→ GOAL: Write out the entries below once more, exactly, with the pictures left out.

→ DATA EXCERPTS:
* * * * *

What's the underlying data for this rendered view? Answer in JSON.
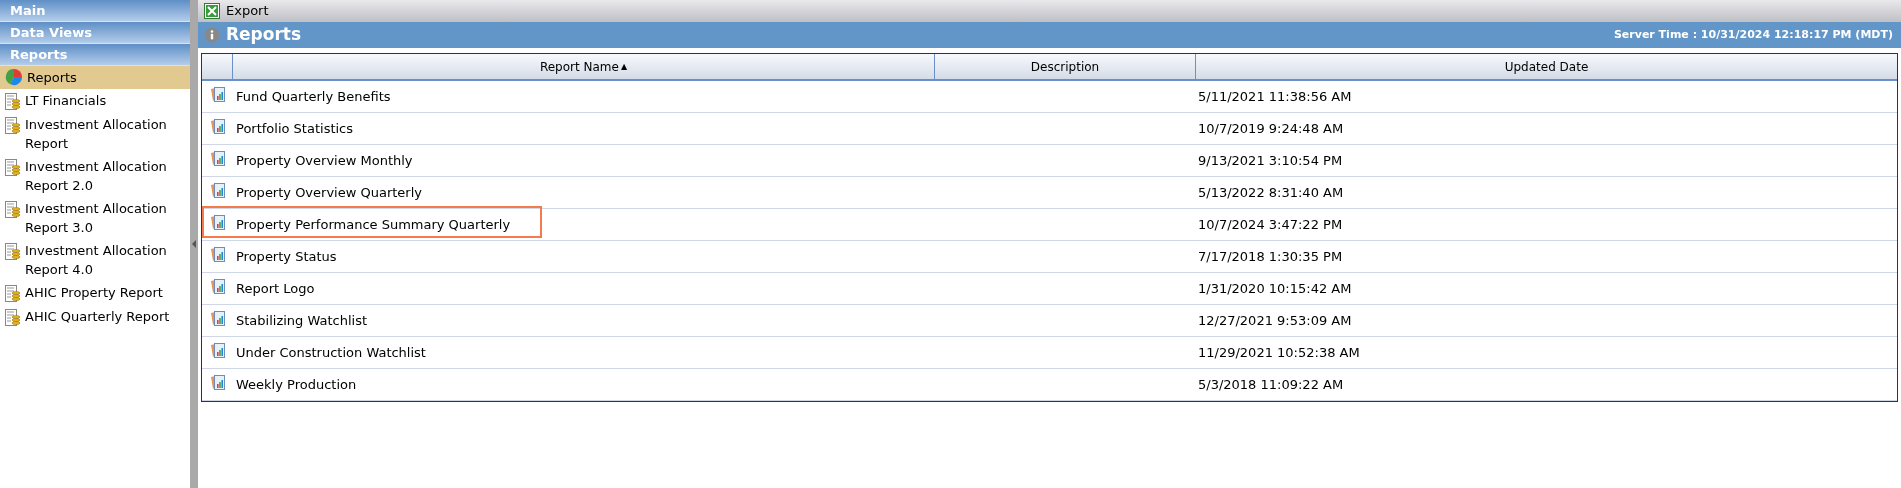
{
  "sidebar": {
    "sections": [
      {
        "title": "Main"
      },
      {
        "title": "Data Views"
      },
      {
        "title": "Reports"
      }
    ],
    "items": [
      {
        "label": "Reports",
        "kind": "chart",
        "selected": true
      },
      {
        "label": "LT Financials",
        "kind": "report",
        "selected": false
      },
      {
        "label": "Investment Allocation Report",
        "kind": "report",
        "selected": false
      },
      {
        "label": "Investment Allocation Report 2.0",
        "kind": "report",
        "selected": false
      },
      {
        "label": "Investment Allocation Report 3.0",
        "kind": "report",
        "selected": false
      },
      {
        "label": "Investment Allocation Report 4.0",
        "kind": "report",
        "selected": false
      },
      {
        "label": "AHIC Property Report",
        "kind": "report",
        "selected": false
      },
      {
        "label": "AHIC Quarterly Report",
        "kind": "report",
        "selected": false
      }
    ]
  },
  "toolbar": {
    "export_label": "Export"
  },
  "header": {
    "title": "Reports",
    "server_time": "Server Time : 10/31/2024 12:18:17 PM (MDT)"
  },
  "table": {
    "columns": [
      {
        "label": "Report Name",
        "sort": "▲"
      },
      {
        "label": "Description"
      },
      {
        "label": "Updated Date"
      }
    ],
    "rows": [
      {
        "name": "Fund Quarterly Benefits",
        "updated": "5/11/2021 11:38:56 AM",
        "highlighted": false
      },
      {
        "name": "Portfolio Statistics",
        "updated": "10/7/2019 9:24:48 AM",
        "highlighted": false
      },
      {
        "name": "Property Overview Monthly",
        "updated": "9/13/2021 3:10:54 PM",
        "highlighted": false
      },
      {
        "name": "Property Overview Quarterly",
        "updated": "5/13/2022 8:31:40 AM",
        "highlighted": false
      },
      {
        "name": "Property Performance Summary Quarterly",
        "updated": "10/7/2024 3:47:22 PM",
        "highlighted": true
      },
      {
        "name": "Property Status",
        "updated": "7/17/2018 1:30:35 PM",
        "highlighted": false
      },
      {
        "name": "Report Logo",
        "updated": "1/31/2020 10:15:42 AM",
        "highlighted": false
      },
      {
        "name": "Stabilizing Watchlist",
        "updated": "12/27/2021 9:53:09 AM",
        "highlighted": false
      },
      {
        "name": "Under Construction Watchlist",
        "updated": "11/29/2021 10:52:38 AM",
        "highlighted": false
      },
      {
        "name": "Weekly Production",
        "updated": "5/3/2018 11:09:22 AM",
        "highlighted": false
      }
    ]
  }
}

* * * * *

→ FINISHED ANSWER:
What's the underlying data for this rendered view? Answer in JSON.
{
  "sidebar": {
    "sections": [
      {
        "title": "Main"
      },
      {
        "title": "Data Views"
      },
      {
        "title": "Reports"
      }
    ],
    "items": [
      {
        "label": "Reports",
        "kind": "chart",
        "selected": true
      },
      {
        "label": "LT Financials",
        "kind": "report",
        "selected": false
      },
      {
        "label": "Investment Allocation Report",
        "kind": "report",
        "selected": false
      },
      {
        "label": "Investment Allocation Report 2.0",
        "kind": "report",
        "selected": false
      },
      {
        "label": "Investment Allocation Report 3.0",
        "kind": "report",
        "selected": false
      },
      {
        "label": "Investment Allocation Report 4.0",
        "kind": "report",
        "selected": false
      },
      {
        "label": "AHIC Property Report",
        "kind": "report",
        "selected": false
      },
      {
        "label": "AHIC Quarterly Report",
        "kind": "report",
        "selected": false
      }
    ]
  },
  "toolbar": {
    "export_label": "Export"
  },
  "header": {
    "title": "Reports",
    "server_time": "Server Time : 10/31/2024 12:18:17 PM (MDT)"
  },
  "table": {
    "columns": [
      {
        "label": "Report Name",
        "sort": "▲"
      },
      {
        "label": "Description"
      },
      {
        "label": "Updated Date"
      }
    ],
    "rows": [
      {
        "name": "Fund Quarterly Benefits",
        "updated": "5/11/2021 11:38:56 AM",
        "highlighted": false
      },
      {
        "name": "Portfolio Statistics",
        "updated": "10/7/2019 9:24:48 AM",
        "highlighted": false
      },
      {
        "name": "Property Overview Monthly",
        "updated": "9/13/2021 3:10:54 PM",
        "highlighted": false
      },
      {
        "name": "Property Overview Quarterly",
        "updated": "5/13/2022 8:31:40 AM",
        "highlighted": false
      },
      {
        "name": "Property Performance Summary Quarterly",
        "updated": "10/7/2024 3:47:22 PM",
        "highlighted": true
      },
      {
        "name": "Property Status",
        "updated": "7/17/2018 1:30:35 PM",
        "highlighted": false
      },
      {
        "name": "Report Logo",
        "updated": "1/31/2020 10:15:42 AM",
        "highlighted": false
      },
      {
        "name": "Stabilizing Watchlist",
        "updated": "12/27/2021 9:53:09 AM",
        "highlighted": false
      },
      {
        "name": "Under Construction Watchlist",
        "updated": "11/29/2021 10:52:38 AM",
        "highlighted": false
      },
      {
        "name": "Weekly Production",
        "updated": "5/3/2018 11:09:22 AM",
        "highlighted": false
      }
    ]
  }
}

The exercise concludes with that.